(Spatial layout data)
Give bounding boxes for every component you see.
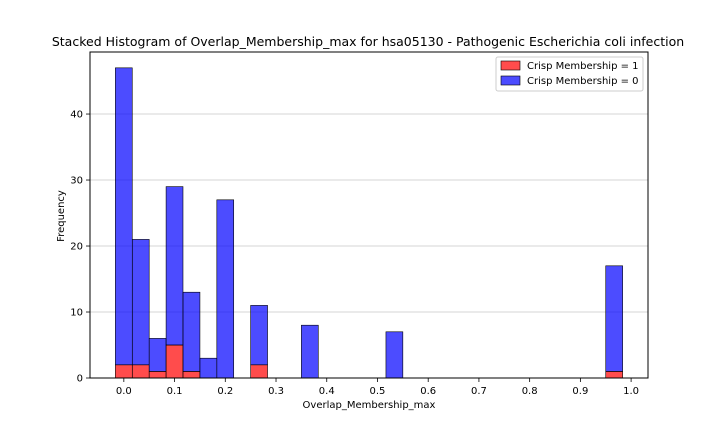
- y-tick-label-4: 40: [70, 110, 83, 121]
- x-tick-label-6: 0.6: [420, 386, 436, 397]
- bar-series0-bin0: [115, 364, 133, 379]
- x-tick-label-1: 0.1: [167, 386, 183, 397]
- legend-swatch-crisp-1: [500, 60, 521, 71]
- bar-series1-bin6: [216, 199, 235, 379]
- bar-series1-bin9: [385, 331, 404, 379]
- bars: [115, 67, 623, 379]
- bar-series1-bin0: [115, 67, 133, 366]
- bar-series1-bin10: [605, 265, 623, 372]
- bar-series1-bin2: [148, 338, 167, 372]
- x-tick-label-5: 0.5: [370, 386, 386, 397]
- bar-series0-bin4: [182, 371, 201, 379]
- bar-series0-bin7: [250, 364, 268, 379]
- chart-title: Stacked Histogram of Overlap_Membership_…: [52, 34, 684, 49]
- x-tick-label-8: 0.8: [522, 386, 538, 397]
- legend-label-crisp-0: Crisp Membership = 0: [527, 76, 639, 87]
- bar-series0-bin2: [148, 371, 167, 379]
- y-tick-label-1: 10: [70, 308, 83, 319]
- x-tick-label-10: 1.0: [623, 386, 639, 397]
- x-tick-label-2: 0.2: [217, 386, 233, 397]
- x-tick-label-3: 0.3: [268, 386, 284, 397]
- y-axis: 0 10 20 30 40: [70, 110, 90, 385]
- legend: Crisp Membership = 1 Crisp Membership = …: [495, 56, 644, 92]
- y-tick-label-3: 30: [70, 176, 83, 187]
- bar-series1-bin7: [250, 305, 268, 366]
- bar-series0-bin3: [165, 344, 184, 379]
- legend-swatch-crisp-0: [500, 75, 521, 86]
- bar-series0-bin10: [605, 371, 623, 379]
- x-tick-label-0: 0.0: [116, 386, 132, 397]
- legend-label-crisp-1: Crisp Membership = 1: [527, 61, 639, 72]
- plot-frame: [89, 51, 649, 379]
- x-tick-label-4: 0.4: [319, 386, 335, 397]
- bar-series1-bin1: [132, 239, 150, 366]
- x-axis: 0.0 0.1 0.2 0.3 0.4 0.5 0.6 0.7 0.8 0.9 1.0: [116, 378, 639, 397]
- legend-box: [495, 56, 644, 92]
- bar-series1-bin5: [199, 357, 218, 379]
- bar-series1-bin8: [301, 324, 319, 379]
- y-axis-label: Frequency: [56, 190, 67, 242]
- bar-series0-bin1: [132, 364, 150, 379]
- x-tick-label-9: 0.9: [572, 386, 588, 397]
- bar-series1-bin4: [182, 291, 201, 372]
- y-tick-label-0: 0: [77, 374, 83, 385]
- x-axis-label: Overlap_Membership_max: [303, 400, 436, 411]
- y-tick-label-2: 20: [70, 242, 83, 253]
- x-tick-label-7: 0.7: [471, 386, 487, 397]
- bar-series1-bin3: [165, 186, 184, 346]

_Exercise goal_: Copy out every line of the records above word for word, but leave the pictures out.

_Solution to this problem_:
Give bounding boxes for every component you see.
- y-tick-label-4: 40: [70, 110, 83, 121]
- x-tick-label-6: 0.6: [420, 386, 436, 397]
- bar-series0-bin0: [115, 364, 133, 379]
- x-tick-label-1: 0.1: [167, 386, 183, 397]
- legend-swatch-crisp-1: [500, 60, 521, 71]
- bar-series1-bin6: [216, 199, 235, 379]
- bar-series1-bin9: [385, 331, 404, 379]
- bars: [115, 67, 623, 379]
- bar-series1-bin0: [115, 67, 133, 366]
- bar-series1-bin10: [605, 265, 623, 372]
- bar-series1-bin2: [148, 338, 167, 372]
- x-tick-label-5: 0.5: [370, 386, 386, 397]
- bar-series0-bin4: [182, 371, 201, 379]
- bar-series0-bin7: [250, 364, 268, 379]
- chart-title: Stacked Histogram of Overlap_Membership_…: [52, 34, 684, 49]
- x-tick-label-8: 0.8: [522, 386, 538, 397]
- legend-label-crisp-0: Crisp Membership = 0: [527, 76, 639, 87]
- bar-series0-bin2: [148, 371, 167, 379]
- y-tick-label-1: 10: [70, 308, 83, 319]
- x-tick-label-10: 1.0: [623, 386, 639, 397]
- x-tick-label-2: 0.2: [217, 386, 233, 397]
- x-tick-label-3: 0.3: [268, 386, 284, 397]
- y-axis: 0 10 20 30 40: [70, 110, 90, 385]
- legend: Crisp Membership = 1 Crisp Membership = …: [495, 56, 644, 92]
- y-tick-label-3: 30: [70, 176, 83, 187]
- bar-series1-bin7: [250, 305, 268, 366]
- bar-series0-bin3: [165, 344, 184, 379]
- legend-swatch-crisp-0: [500, 75, 521, 86]
- bar-series0-bin10: [605, 371, 623, 379]
- x-tick-label-0: 0.0: [116, 386, 132, 397]
- legend-label-crisp-1: Crisp Membership = 1: [527, 61, 639, 72]
- plot-frame: [89, 51, 649, 379]
- x-tick-label-4: 0.4: [319, 386, 335, 397]
- bar-series1-bin1: [132, 239, 150, 366]
- x-axis: 0.0 0.1 0.2 0.3 0.4 0.5 0.6 0.7 0.8 0.9 1.0: [116, 378, 639, 397]
- legend-box: [495, 56, 644, 92]
- bar-series1-bin5: [199, 357, 218, 379]
- bar-series1-bin8: [301, 324, 319, 379]
- y-axis-label: Frequency: [56, 190, 67, 242]
- bar-series0-bin1: [132, 364, 150, 379]
- x-tick-label-9: 0.9: [572, 386, 588, 397]
- bar-series1-bin4: [182, 291, 201, 372]
- y-tick-label-0: 0: [77, 374, 83, 385]
- x-axis-label: Overlap_Membership_max: [303, 400, 436, 411]
- y-tick-label-2: 20: [70, 242, 83, 253]
- x-tick-label-7: 0.7: [471, 386, 487, 397]
- bar-series1-bin3: [165, 186, 184, 346]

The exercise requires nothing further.